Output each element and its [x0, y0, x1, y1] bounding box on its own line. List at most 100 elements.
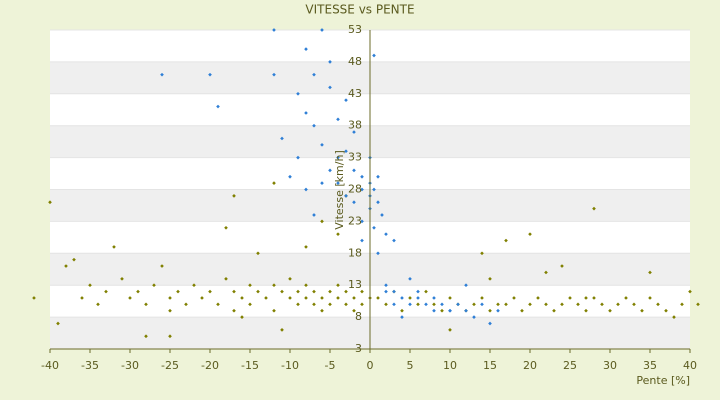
- point: [352, 168, 356, 173]
- point: [536, 296, 540, 300]
- y-tick-label: 13: [348, 278, 362, 291]
- point: [400, 308, 404, 313]
- point: [464, 308, 468, 313]
- point: [32, 296, 36, 300]
- point: [304, 283, 308, 288]
- point: [352, 296, 356, 300]
- x-tick-label: -20: [201, 359, 219, 372]
- point: [336, 296, 340, 300]
- x-tick-label: 20: [523, 359, 537, 372]
- point: [432, 302, 436, 307]
- point: [168, 296, 172, 300]
- point: [288, 296, 292, 300]
- point: [480, 296, 484, 300]
- point: [296, 91, 300, 96]
- y-tick-label: 28: [348, 183, 362, 196]
- x-tick-label: 5: [407, 359, 414, 372]
- point: [352, 200, 356, 205]
- point: [344, 302, 348, 307]
- point: [176, 289, 180, 294]
- point: [552, 308, 556, 313]
- point: [336, 283, 340, 288]
- point: [608, 308, 612, 313]
- point: [304, 296, 308, 300]
- point: [360, 219, 364, 224]
- point: [120, 276, 124, 281]
- point: [360, 302, 364, 307]
- point: [352, 130, 356, 134]
- point: [372, 187, 376, 192]
- point: [472, 315, 476, 319]
- point: [568, 296, 572, 300]
- point: [432, 308, 436, 313]
- point: [224, 225, 228, 230]
- point: [248, 302, 252, 307]
- point: [416, 289, 420, 294]
- point: [680, 302, 684, 307]
- point: [344, 289, 348, 294]
- y-tick-label: 43: [348, 87, 362, 100]
- point: [208, 72, 212, 77]
- y-axis-title: Vitesse [km/h]: [333, 150, 346, 230]
- point: [440, 302, 444, 307]
- point: [600, 302, 604, 307]
- point: [432, 296, 436, 300]
- point: [248, 283, 252, 288]
- point: [448, 328, 452, 332]
- point: [304, 111, 308, 115]
- point: [416, 302, 420, 307]
- point: [504, 302, 508, 307]
- point: [296, 155, 300, 160]
- point: [312, 213, 316, 217]
- point: [304, 187, 308, 192]
- point: [304, 245, 308, 249]
- point: [616, 302, 620, 307]
- point: [320, 296, 324, 300]
- point: [280, 136, 284, 141]
- point: [328, 168, 332, 173]
- point: [240, 315, 244, 319]
- y-tick-label: 38: [348, 119, 362, 132]
- x-tick-label: 25: [563, 359, 577, 372]
- point: [504, 238, 508, 243]
- point: [144, 302, 148, 307]
- point: [88, 283, 92, 288]
- point: [656, 302, 660, 307]
- x-tick-label: -35: [81, 359, 99, 372]
- point: [312, 72, 316, 77]
- x-tick-label: 40: [683, 359, 697, 372]
- point: [232, 289, 236, 294]
- point: [208, 289, 212, 294]
- x-tick-label: -25: [161, 359, 179, 372]
- y-tick-label: 33: [348, 151, 362, 164]
- point: [312, 289, 316, 294]
- point: [320, 143, 324, 147]
- point: [688, 289, 692, 294]
- y-tick-label: 8: [355, 310, 362, 323]
- point: [456, 302, 460, 307]
- point: [520, 308, 524, 313]
- point: [328, 60, 332, 64]
- point: [376, 251, 380, 256]
- point: [648, 296, 652, 300]
- point: [296, 289, 300, 294]
- point: [392, 302, 396, 307]
- point: [496, 302, 500, 307]
- point: [392, 289, 396, 294]
- y-tick-label: 18: [348, 246, 362, 259]
- point: [544, 270, 548, 275]
- point: [512, 296, 516, 300]
- point: [112, 245, 116, 249]
- point: [576, 302, 580, 307]
- point: [376, 296, 380, 300]
- point: [272, 308, 276, 313]
- y-tick-label: 48: [348, 55, 362, 68]
- point: [384, 283, 388, 288]
- point: [288, 174, 292, 179]
- point: [480, 251, 484, 256]
- x-tick-label: 35: [643, 359, 657, 372]
- point: [416, 296, 420, 300]
- point: [360, 187, 364, 192]
- point: [160, 264, 164, 268]
- x-tick-label: 0: [367, 359, 374, 372]
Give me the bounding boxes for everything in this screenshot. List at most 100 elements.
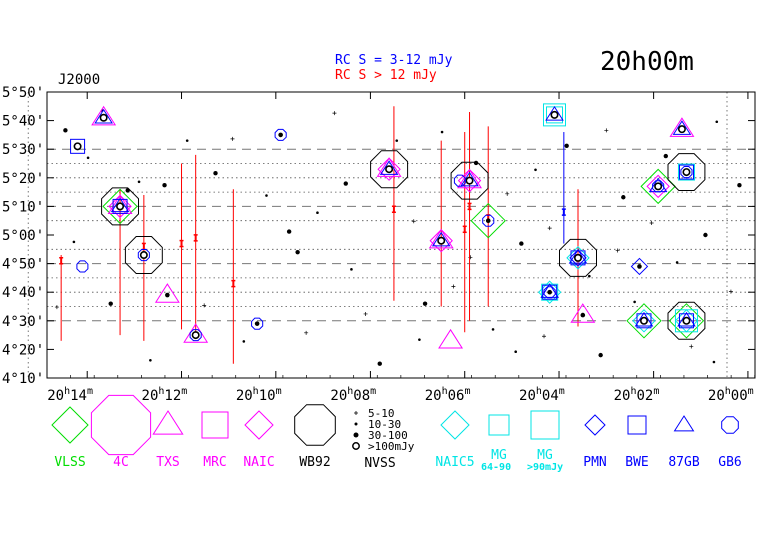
source-20-vlss: [626, 303, 662, 339]
rc-error-bars: [59, 106, 580, 364]
nvss-legend-label-0: 5-10: [368, 407, 395, 420]
legend-symbol-2: [152, 410, 184, 435]
source-11: [450, 161, 489, 200]
y-tick-label-4: 5°10': [2, 199, 44, 215]
legend-entry-pmn: PMN: [583, 414, 607, 470]
source-2-87gb: [110, 197, 130, 213]
nvss-legend-glyph-0: [354, 411, 358, 415]
nvss-point-7: [213, 171, 218, 176]
y-tick-label-2: 5°30': [2, 142, 44, 158]
legend-entry-naic5: NAIC5: [435, 410, 475, 470]
source-21-nvss-ring: [682, 316, 691, 325]
source-23-87gb: [672, 120, 692, 135]
source-22-gb6: [652, 180, 665, 193]
source-20: [626, 303, 662, 339]
rc-error-bar-3: [179, 163, 184, 330]
x-tick-minutes-3: 08: [353, 388, 370, 404]
legend-label-10: BWE: [625, 455, 648, 470]
x-tick-minutes-4: 06: [448, 388, 465, 404]
x-tick-hours-6: 20: [614, 388, 631, 404]
nvss-point-39: [728, 289, 733, 294]
nvss-point-1: [86, 156, 90, 160]
nvss-point-6: [185, 139, 189, 142]
x-tick-hunit-2: h: [253, 386, 259, 397]
x-tick-hours-2: 20: [236, 388, 253, 404]
legend-label-1: 4C: [113, 455, 129, 470]
y-tick-label-9: 4°20': [2, 342, 44, 358]
legend-entry-gb6: GB6: [718, 416, 742, 470]
nvss-point-55: [712, 360, 716, 364]
y-tick-label-10: 4°10': [2, 371, 44, 387]
source-3-gb6: [137, 249, 150, 262]
source-23-txs: [669, 117, 695, 137]
x-tick-label-3: 20h08m: [330, 386, 376, 404]
x-tick-hours-5: 20: [519, 388, 536, 404]
source-2-bwe: [112, 198, 128, 214]
nvss-point-41: [54, 305, 59, 310]
source-6: [183, 323, 209, 343]
source-12: [453, 174, 466, 187]
source-9-wb92: [370, 150, 409, 189]
source-9-txs: [376, 157, 402, 177]
source-10-nvss-ring: [437, 236, 446, 245]
source-10-87gb: [431, 231, 451, 247]
legend-label-0: VLSS: [54, 455, 85, 470]
source-11-naic: [457, 168, 482, 193]
x-tick-hours-4: 20: [425, 388, 442, 404]
x-tick-minutes-5: 04: [542, 388, 559, 404]
x-tick-label-5: 20h04m: [519, 386, 565, 404]
x-tick-hunit-0: h: [64, 386, 70, 397]
legend-label-6: NAIC5: [435, 455, 474, 470]
source-15-mg-big: [542, 103, 566, 127]
legend-entry-naic: NAIC: [243, 410, 275, 470]
source-12-gb6: [453, 174, 466, 187]
source-4-gb6: [76, 260, 89, 273]
x-tick-munit-3: m: [370, 386, 376, 397]
nvss-point-20: [440, 130, 444, 134]
source-2: [101, 187, 139, 226]
nvss-point-51: [514, 350, 517, 353]
nvss-point-14: [350, 268, 353, 271]
source-19-pmn: [630, 257, 649, 276]
source-7-nvss-dot: [254, 321, 260, 326]
source-5-nvss-dot: [165, 292, 170, 298]
nvss-point-12: [316, 211, 319, 214]
y-tick-label-8: 4°30': [2, 314, 44, 330]
nvss-legend-title: NVSS: [364, 456, 395, 471]
source-0-nvss-ring: [99, 113, 108, 122]
legend-label-7: MG: [491, 448, 507, 463]
nvss-point-9: [265, 194, 268, 197]
legend-symbol-10: [627, 415, 647, 435]
nvss-point-45: [202, 303, 207, 308]
nvss-point-44: [149, 358, 152, 362]
y-tick-label-7: 4°40': [2, 285, 44, 301]
source-22-nvss-ring: [654, 182, 663, 191]
source-22-naic: [646, 174, 670, 199]
epoch-label: J2000: [58, 72, 100, 88]
legend-label-8: MG: [537, 448, 553, 463]
source-5-txs: [154, 283, 180, 303]
nvss-point-53: [598, 352, 603, 358]
x-tick-label-4: 20h06m: [425, 386, 471, 404]
y-tick-label-3: 5°20': [2, 171, 44, 187]
y-tick-label-0: 5°50': [2, 85, 44, 101]
legend-entry-mrc: MRC: [201, 411, 229, 470]
source-3: [124, 236, 163, 274]
x-tick-label-6: 20h02m: [614, 386, 660, 404]
source-16-nvss-dot: [547, 289, 552, 295]
nvss-legend-label-2: 30-100: [368, 429, 408, 442]
source-19-nvss-dot: [637, 264, 642, 269]
source-0-87gb: [94, 108, 113, 124]
nvss-point-23: [491, 328, 495, 331]
source-9: [370, 150, 409, 189]
source-21: [667, 301, 706, 340]
legend-symbol-3: [201, 411, 229, 439]
legend-label-5: WB92: [299, 455, 330, 470]
legend-label-2: TXS: [156, 455, 179, 470]
source-0: [91, 105, 117, 126]
source-17: [559, 238, 597, 277]
nvss-legend-glyph-2: [353, 432, 359, 438]
plot-frame: [46, 91, 756, 379]
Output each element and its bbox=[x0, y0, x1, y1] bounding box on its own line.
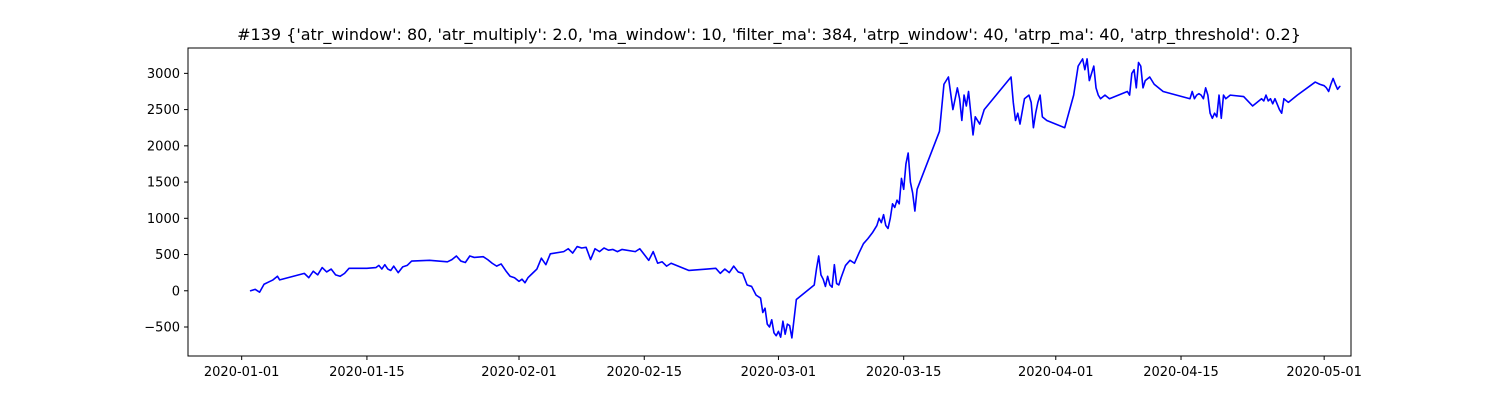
y-tick-label: −500 bbox=[144, 321, 180, 336]
y-axis: −500 0 500 1000 1500 2000 2500 3000 bbox=[144, 67, 188, 336]
chart-title: #139 {'atr_window': 80, 'atr_multiply': … bbox=[237, 25, 1301, 45]
y-tick-label: 0 bbox=[172, 284, 180, 299]
y-tick-label: 2500 bbox=[147, 103, 180, 118]
y-tick-label: 2000 bbox=[147, 139, 180, 154]
series-layer bbox=[249, 58, 1341, 339]
x-tick-label: 2020-03-15 bbox=[866, 365, 942, 380]
y-tick-label: 1500 bbox=[147, 176, 180, 191]
y-tick-label: 3000 bbox=[147, 67, 180, 82]
y-tick-label: 500 bbox=[155, 248, 180, 263]
y-tick-label: 1000 bbox=[147, 212, 180, 227]
x-tick-label: 2020-01-15 bbox=[329, 365, 405, 380]
x-tick-label: 2020-05-01 bbox=[1286, 365, 1362, 380]
series-line-equity bbox=[249, 58, 1341, 339]
x-tick-label: 2020-03-01 bbox=[741, 365, 817, 380]
x-tick-label: 2020-04-15 bbox=[1143, 365, 1219, 380]
x-tick-label: 2020-04-01 bbox=[1018, 365, 1094, 380]
x-axis: 2020-01-01 2020-01-15 2020-02-01 2020-02-15… bbox=[204, 356, 1362, 380]
x-tick-label: 2020-02-01 bbox=[481, 365, 557, 380]
x-tick-label: 2020-02-15 bbox=[606, 365, 682, 380]
plot-area-frame bbox=[187, 47, 1352, 357]
x-tick-label: 2020-01-01 bbox=[204, 365, 280, 380]
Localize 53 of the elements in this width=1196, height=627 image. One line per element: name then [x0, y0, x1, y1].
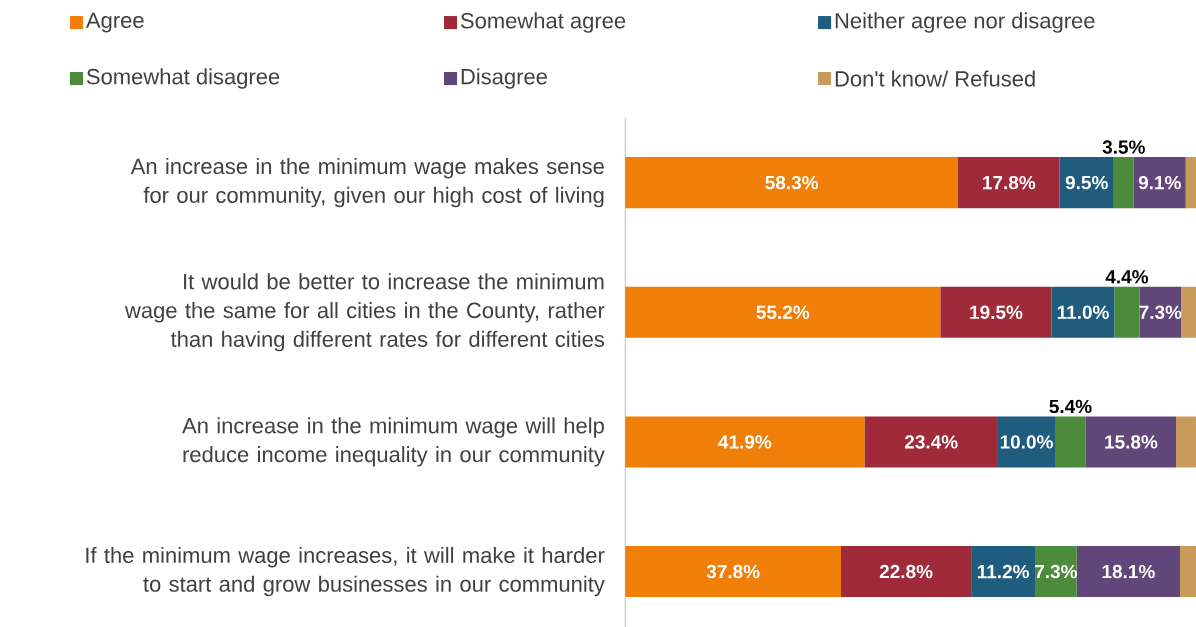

Exercise goal - Copy out every line of the data above that contains the string "series".

Response -
series-layer bbox=[249, 58, 1341, 339]
series-line-equity bbox=[249, 58, 1341, 339]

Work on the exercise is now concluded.